* **DATA LINES**

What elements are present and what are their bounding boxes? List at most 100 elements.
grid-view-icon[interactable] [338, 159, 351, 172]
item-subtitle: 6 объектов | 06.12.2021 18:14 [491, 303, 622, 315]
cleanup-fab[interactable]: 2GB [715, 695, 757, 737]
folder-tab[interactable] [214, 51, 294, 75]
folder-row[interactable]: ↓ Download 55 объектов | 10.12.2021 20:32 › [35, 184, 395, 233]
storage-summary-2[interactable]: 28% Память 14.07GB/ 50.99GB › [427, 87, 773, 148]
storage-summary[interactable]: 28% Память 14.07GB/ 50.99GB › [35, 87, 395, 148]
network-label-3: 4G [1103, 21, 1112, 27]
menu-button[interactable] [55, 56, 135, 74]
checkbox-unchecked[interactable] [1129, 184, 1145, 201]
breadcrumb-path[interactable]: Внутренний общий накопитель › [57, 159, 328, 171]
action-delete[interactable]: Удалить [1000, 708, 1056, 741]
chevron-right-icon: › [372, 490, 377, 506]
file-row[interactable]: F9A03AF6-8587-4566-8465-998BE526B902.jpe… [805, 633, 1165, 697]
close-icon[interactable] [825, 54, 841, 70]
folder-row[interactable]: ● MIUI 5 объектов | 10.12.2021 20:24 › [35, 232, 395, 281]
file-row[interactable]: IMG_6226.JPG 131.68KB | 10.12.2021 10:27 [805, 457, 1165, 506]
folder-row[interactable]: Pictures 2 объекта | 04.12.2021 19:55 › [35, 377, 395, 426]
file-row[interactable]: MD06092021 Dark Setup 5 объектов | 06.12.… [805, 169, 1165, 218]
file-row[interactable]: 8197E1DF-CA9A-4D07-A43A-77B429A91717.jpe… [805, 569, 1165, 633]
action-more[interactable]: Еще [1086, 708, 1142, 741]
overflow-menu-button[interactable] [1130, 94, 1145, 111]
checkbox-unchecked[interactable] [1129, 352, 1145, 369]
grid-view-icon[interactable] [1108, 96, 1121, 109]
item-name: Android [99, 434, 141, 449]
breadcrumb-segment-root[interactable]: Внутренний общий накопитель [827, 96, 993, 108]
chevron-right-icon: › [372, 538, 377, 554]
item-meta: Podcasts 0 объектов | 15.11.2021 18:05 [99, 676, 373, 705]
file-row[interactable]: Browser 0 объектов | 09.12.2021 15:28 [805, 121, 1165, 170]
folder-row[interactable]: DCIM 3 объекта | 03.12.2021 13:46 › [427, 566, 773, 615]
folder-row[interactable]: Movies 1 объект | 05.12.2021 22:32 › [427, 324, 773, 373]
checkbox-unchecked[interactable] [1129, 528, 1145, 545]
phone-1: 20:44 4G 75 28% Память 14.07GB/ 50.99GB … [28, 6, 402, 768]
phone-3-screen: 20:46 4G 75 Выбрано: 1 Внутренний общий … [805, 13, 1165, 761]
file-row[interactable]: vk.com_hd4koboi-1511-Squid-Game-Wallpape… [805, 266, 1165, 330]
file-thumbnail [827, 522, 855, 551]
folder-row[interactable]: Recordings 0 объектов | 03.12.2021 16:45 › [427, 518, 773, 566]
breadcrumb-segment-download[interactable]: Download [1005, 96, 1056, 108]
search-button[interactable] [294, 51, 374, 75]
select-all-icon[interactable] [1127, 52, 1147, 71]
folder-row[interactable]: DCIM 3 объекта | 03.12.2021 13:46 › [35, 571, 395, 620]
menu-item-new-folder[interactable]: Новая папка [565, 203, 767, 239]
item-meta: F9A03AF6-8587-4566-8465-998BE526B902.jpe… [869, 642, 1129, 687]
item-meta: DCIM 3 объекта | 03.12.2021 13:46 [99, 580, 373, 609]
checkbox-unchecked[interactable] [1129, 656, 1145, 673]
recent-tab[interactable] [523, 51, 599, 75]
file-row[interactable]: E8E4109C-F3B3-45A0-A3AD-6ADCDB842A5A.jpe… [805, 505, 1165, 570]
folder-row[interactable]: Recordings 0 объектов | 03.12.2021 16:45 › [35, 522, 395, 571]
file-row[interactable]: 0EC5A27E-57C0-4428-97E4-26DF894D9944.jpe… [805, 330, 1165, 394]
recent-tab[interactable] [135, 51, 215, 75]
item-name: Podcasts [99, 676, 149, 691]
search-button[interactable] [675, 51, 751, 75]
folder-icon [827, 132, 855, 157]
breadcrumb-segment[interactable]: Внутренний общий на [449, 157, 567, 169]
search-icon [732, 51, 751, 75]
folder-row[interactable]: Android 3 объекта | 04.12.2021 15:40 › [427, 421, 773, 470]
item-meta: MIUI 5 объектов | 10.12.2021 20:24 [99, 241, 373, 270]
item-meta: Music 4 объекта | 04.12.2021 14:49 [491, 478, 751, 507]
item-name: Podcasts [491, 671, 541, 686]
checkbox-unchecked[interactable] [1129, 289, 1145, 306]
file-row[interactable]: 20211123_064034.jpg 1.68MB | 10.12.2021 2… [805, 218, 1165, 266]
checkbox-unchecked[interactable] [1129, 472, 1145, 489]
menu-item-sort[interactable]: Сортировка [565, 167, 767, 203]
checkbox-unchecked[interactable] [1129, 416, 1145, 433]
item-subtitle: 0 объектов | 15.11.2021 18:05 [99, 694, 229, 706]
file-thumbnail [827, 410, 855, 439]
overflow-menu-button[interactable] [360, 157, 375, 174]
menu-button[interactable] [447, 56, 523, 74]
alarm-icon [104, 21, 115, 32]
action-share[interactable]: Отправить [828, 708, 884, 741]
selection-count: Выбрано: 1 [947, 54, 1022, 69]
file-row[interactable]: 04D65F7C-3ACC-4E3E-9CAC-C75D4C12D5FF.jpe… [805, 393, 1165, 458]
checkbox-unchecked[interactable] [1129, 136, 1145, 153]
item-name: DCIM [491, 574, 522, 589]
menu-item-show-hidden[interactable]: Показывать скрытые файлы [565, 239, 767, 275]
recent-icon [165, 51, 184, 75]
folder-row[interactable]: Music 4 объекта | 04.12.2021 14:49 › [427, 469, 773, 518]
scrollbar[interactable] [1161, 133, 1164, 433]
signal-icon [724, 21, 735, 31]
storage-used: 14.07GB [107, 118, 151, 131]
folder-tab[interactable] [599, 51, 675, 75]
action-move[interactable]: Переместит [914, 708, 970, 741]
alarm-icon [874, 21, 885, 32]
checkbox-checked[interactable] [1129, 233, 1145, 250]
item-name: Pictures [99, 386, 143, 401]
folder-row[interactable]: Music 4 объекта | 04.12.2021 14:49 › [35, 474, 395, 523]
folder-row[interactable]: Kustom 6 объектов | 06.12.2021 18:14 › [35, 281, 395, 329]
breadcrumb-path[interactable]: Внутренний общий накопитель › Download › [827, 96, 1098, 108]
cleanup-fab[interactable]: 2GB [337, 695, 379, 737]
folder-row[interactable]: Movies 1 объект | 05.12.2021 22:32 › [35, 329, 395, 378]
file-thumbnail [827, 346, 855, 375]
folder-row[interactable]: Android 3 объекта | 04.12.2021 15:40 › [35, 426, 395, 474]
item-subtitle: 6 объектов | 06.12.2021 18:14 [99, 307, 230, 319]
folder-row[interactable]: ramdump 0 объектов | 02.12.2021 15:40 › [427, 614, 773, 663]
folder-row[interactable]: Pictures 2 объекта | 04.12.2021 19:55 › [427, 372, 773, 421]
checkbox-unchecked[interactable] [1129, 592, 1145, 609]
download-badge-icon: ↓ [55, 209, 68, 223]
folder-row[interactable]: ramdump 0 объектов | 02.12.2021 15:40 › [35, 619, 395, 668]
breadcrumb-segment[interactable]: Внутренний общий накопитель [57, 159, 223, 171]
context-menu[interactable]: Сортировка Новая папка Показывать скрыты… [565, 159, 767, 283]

* **WORK INSTRUCTIONS**
Rename "folder-row" to "directory-row" everywhere it occurs in the entries, keeping every other part of them unchanged.

* **RESPONSE BELOW**
What elements are present and what are their bounding boxes? List at most 100 elements.
grid-view-icon[interactable] [338, 159, 351, 172]
item-subtitle: 6 объектов | 06.12.2021 18:14 [491, 303, 622, 315]
cleanup-fab[interactable]: 2GB [715, 695, 757, 737]
folder-tab[interactable] [214, 51, 294, 75]
directory-row[interactable]: ↓ Download 55 объектов | 10.12.2021 20:32 › [35, 184, 395, 233]
storage-summary-2[interactable]: 28% Память 14.07GB/ 50.99GB › [427, 87, 773, 148]
storage-summary[interactable]: 28% Память 14.07GB/ 50.99GB › [35, 87, 395, 148]
network-label-3: 4G [1103, 21, 1112, 27]
menu-button[interactable] [55, 56, 135, 74]
checkbox-unchecked[interactable] [1129, 184, 1145, 201]
breadcrumb-path[interactable]: Внутренний общий накопитель › [57, 159, 328, 171]
action-delete[interactable]: Удалить [1000, 708, 1056, 741]
chevron-right-icon: › [372, 490, 377, 506]
file-row[interactable]: F9A03AF6-8587-4566-8465-998BE526B902.jpe… [805, 633, 1165, 697]
close-icon[interactable] [825, 54, 841, 70]
directory-row[interactable]: ● MIUI 5 объектов | 10.12.2021 20:24 › [35, 232, 395, 281]
file-row[interactable]: IMG_6226.JPG 131.68KB | 10.12.2021 10:27 [805, 457, 1165, 506]
directory-row[interactable]: Pictures 2 объекта | 04.12.2021 19:55 › [35, 377, 395, 426]
file-row[interactable]: MD06092021 Dark Setup 5 объектов | 06.12.… [805, 169, 1165, 218]
file-row[interactable]: 8197E1DF-CA9A-4D07-A43A-77B429A91717.jpe… [805, 569, 1165, 633]
action-more[interactable]: Еще [1086, 708, 1142, 741]
overflow-menu-button[interactable] [1130, 94, 1145, 111]
checkbox-unchecked[interactable] [1129, 352, 1145, 369]
grid-view-icon[interactable] [1108, 96, 1121, 109]
item-name: Android [99, 434, 141, 449]
breadcrumb-segment-root[interactable]: Внутренний общий накопитель [827, 96, 993, 108]
chevron-right-icon: › [372, 538, 377, 554]
item-meta: Podcasts 0 объектов | 15.11.2021 18:05 [99, 676, 373, 705]
file-row[interactable]: Browser 0 объектов | 09.12.2021 15:28 [805, 121, 1165, 170]
directory-row[interactable]: DCIM 3 объекта | 03.12.2021 13:46 › [427, 566, 773, 615]
directory-row[interactable]: Movies 1 объект | 05.12.2021 22:32 › [427, 324, 773, 373]
checkbox-unchecked[interactable] [1129, 528, 1145, 545]
phone-1: 20:44 4G 75 28% Память 14.07GB/ 50.99GB … [28, 6, 402, 768]
phone-3-screen: 20:46 4G 75 Выбрано: 1 Внутренний общий … [805, 13, 1165, 761]
file-row[interactable]: vk.com_hd4koboi-1511-Squid-Game-Wallpape… [805, 266, 1165, 330]
file-thumbnail [827, 522, 855, 551]
directory-row[interactable]: Recordings 0 объектов | 03.12.2021 16:45 › [427, 518, 773, 566]
breadcrumb-segment-download[interactable]: Download [1005, 96, 1056, 108]
search-button[interactable] [294, 51, 374, 75]
select-all-icon[interactable] [1127, 52, 1147, 71]
directory-row[interactable]: DCIM 3 объекта | 03.12.2021 13:46 › [35, 571, 395, 620]
menu-item-new-folder[interactable]: Новая папка [565, 203, 767, 239]
item-meta: F9A03AF6-8587-4566-8465-998BE526B902.jpe… [869, 642, 1129, 687]
item-meta: DCIM 3 объекта | 03.12.2021 13:46 [99, 580, 373, 609]
checkbox-unchecked[interactable] [1129, 656, 1145, 673]
recent-tab[interactable] [523, 51, 599, 75]
file-row[interactable]: E8E4109C-F3B3-45A0-A3AD-6ADCDB842A5A.jpe… [805, 505, 1165, 570]
directory-row[interactable]: Recordings 0 объектов | 03.12.2021 16:45 › [35, 522, 395, 571]
file-row[interactable]: 0EC5A27E-57C0-4428-97E4-26DF894D9944.jpe… [805, 330, 1165, 394]
recent-tab[interactable] [135, 51, 215, 75]
item-name: Podcasts [99, 676, 149, 691]
search-button[interactable] [675, 51, 751, 75]
folder-icon [827, 132, 855, 157]
breadcrumb-segment[interactable]: Внутренний общий на [449, 157, 567, 169]
search-icon [732, 51, 751, 75]
directory-row[interactable]: Android 3 объекта | 04.12.2021 15:40 › [427, 421, 773, 470]
item-meta: MIUI 5 объектов | 10.12.2021 20:24 [99, 241, 373, 270]
item-meta: Music 4 объекта | 04.12.2021 14:49 [491, 478, 751, 507]
item-name: Podcasts [491, 671, 541, 686]
checkbox-unchecked[interactable] [1129, 289, 1145, 306]
file-row[interactable]: 20211123_064034.jpg 1.68MB | 10.12.2021 2… [805, 218, 1165, 266]
checkbox-unchecked[interactable] [1129, 472, 1145, 489]
menu-item-sort[interactable]: Сортировка [565, 167, 767, 203]
checkbox-unchecked[interactable] [1129, 416, 1145, 433]
item-subtitle: 0 объектов | 15.11.2021 18:05 [99, 694, 229, 706]
file-thumbnail [827, 410, 855, 439]
overflow-menu-button[interactable] [360, 157, 375, 174]
menu-button[interactable] [447, 56, 523, 74]
alarm-icon [104, 21, 115, 32]
action-share[interactable]: Отправить [828, 708, 884, 741]
selection-count: Выбрано: 1 [947, 54, 1022, 69]
file-row[interactable]: 04D65F7C-3ACC-4E3E-9CAC-C75D4C12D5FF.jpe… [805, 393, 1165, 458]
checkbox-unchecked[interactable] [1129, 136, 1145, 153]
item-name: DCIM [491, 574, 522, 589]
menu-item-show-hidden[interactable]: Показывать скрытые файлы [565, 239, 767, 275]
recent-icon [165, 51, 184, 75]
directory-row[interactable]: Music 4 объекта | 04.12.2021 14:49 › [427, 469, 773, 518]
scrollbar[interactable] [1161, 133, 1164, 433]
signal-icon [724, 21, 735, 31]
storage-used: 14.07GB [107, 118, 151, 131]
folder-tab[interactable] [599, 51, 675, 75]
action-move[interactable]: Переместит [914, 708, 970, 741]
alarm-icon [874, 21, 885, 32]
checkbox-checked[interactable] [1129, 233, 1145, 250]
item-name: Pictures [99, 386, 143, 401]
directory-row[interactable]: Music 4 объекта | 04.12.2021 14:49 › [35, 474, 395, 523]
directory-row[interactable]: Kustom 6 объектов | 06.12.2021 18:14 › [35, 281, 395, 329]
breadcrumb-path[interactable]: Внутренний общий накопитель › Download › [827, 96, 1098, 108]
cleanup-fab[interactable]: 2GB [337, 695, 379, 737]
directory-row[interactable]: Movies 1 объект | 05.12.2021 22:32 › [35, 329, 395, 378]
file-thumbnail [827, 346, 855, 375]
directory-row[interactable]: Android 3 объекта | 04.12.2021 15:40 › [35, 426, 395, 474]
item-subtitle: 6 объектов | 06.12.2021 18:14 [99, 307, 230, 319]
directory-row[interactable]: ramdump 0 объектов | 02.12.2021 15:40 › [427, 614, 773, 663]
directory-row[interactable]: Pictures 2 объекта | 04.12.2021 19:55 › [427, 372, 773, 421]
checkbox-unchecked[interactable] [1129, 592, 1145, 609]
download-badge-icon: ↓ [55, 209, 68, 223]
directory-row[interactable]: ramdump 0 объектов | 02.12.2021 15:40 › [35, 619, 395, 668]
breadcrumb-segment[interactable]: Внутренний общий накопитель [57, 159, 223, 171]
context-menu[interactable]: Сортировка Новая папка Показывать скрыты… [565, 159, 767, 283]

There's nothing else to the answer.